What to work on
All lines holding the word "skin" should be located in the records and copied.

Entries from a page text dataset

= = =

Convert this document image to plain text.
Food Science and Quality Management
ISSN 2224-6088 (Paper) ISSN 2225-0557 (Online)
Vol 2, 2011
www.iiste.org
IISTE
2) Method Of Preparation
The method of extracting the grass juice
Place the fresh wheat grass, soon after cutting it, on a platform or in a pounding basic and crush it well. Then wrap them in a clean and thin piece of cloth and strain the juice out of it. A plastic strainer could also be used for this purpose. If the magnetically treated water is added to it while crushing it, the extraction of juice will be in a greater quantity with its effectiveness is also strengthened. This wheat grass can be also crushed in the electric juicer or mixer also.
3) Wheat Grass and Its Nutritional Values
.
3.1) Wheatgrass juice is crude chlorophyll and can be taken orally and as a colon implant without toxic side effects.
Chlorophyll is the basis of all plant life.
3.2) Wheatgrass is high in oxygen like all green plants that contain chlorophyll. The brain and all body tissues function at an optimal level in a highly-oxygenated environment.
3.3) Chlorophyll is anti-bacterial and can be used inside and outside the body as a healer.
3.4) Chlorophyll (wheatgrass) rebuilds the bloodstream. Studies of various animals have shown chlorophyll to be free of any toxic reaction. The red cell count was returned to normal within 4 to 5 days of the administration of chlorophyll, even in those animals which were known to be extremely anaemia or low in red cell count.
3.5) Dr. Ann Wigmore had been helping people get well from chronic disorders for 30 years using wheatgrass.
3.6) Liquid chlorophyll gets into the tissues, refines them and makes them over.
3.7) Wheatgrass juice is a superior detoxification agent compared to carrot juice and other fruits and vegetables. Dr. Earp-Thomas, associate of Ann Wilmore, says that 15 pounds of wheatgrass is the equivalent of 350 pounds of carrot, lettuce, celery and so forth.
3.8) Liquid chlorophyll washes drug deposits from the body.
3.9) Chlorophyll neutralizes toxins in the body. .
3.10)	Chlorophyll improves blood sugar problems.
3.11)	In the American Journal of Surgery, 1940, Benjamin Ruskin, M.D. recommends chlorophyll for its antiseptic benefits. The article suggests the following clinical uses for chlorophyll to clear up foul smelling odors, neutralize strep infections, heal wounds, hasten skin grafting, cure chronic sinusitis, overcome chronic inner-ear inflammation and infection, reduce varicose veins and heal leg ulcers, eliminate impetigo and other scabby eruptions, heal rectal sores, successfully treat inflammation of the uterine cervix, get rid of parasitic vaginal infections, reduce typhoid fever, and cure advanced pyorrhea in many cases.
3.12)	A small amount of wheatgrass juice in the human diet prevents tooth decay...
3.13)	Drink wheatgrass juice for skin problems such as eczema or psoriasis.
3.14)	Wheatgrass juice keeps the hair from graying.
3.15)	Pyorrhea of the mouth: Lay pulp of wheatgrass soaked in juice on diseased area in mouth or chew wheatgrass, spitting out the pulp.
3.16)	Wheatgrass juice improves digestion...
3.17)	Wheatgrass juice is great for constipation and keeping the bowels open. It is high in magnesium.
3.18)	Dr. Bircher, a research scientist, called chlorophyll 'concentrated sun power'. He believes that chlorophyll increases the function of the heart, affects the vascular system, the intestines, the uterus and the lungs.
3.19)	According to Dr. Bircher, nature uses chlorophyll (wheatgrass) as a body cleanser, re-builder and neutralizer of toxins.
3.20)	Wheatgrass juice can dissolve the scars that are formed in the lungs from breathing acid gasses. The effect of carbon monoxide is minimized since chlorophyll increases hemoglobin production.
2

= = =

Task solution
3.11)	In the American Journal of Surgery, 1940, Benjamin Ruskin, M.D. recommends chlorophyll for its antiseptic benefits. The article suggests the following clinical uses for chlorophyll to clear up foul smelling odors, neutralize strep infections, heal wounds, hasten skin grafting, cure chronic sinusitis, overcome chronic inner-ear inflammation and infection, reduce varicose veins and heal leg ulcers, eliminate impetigo and other scabby eruptions, heal rectal sores, successfully treat inflammation of the uterine cervix, get rid of parasitic vaginal infections, reduce typhoid fever, and cure advanced pyorrhea in many cases.
3.13)	Drink wheatgrass juice for skin problems such as eczema or psoriasis.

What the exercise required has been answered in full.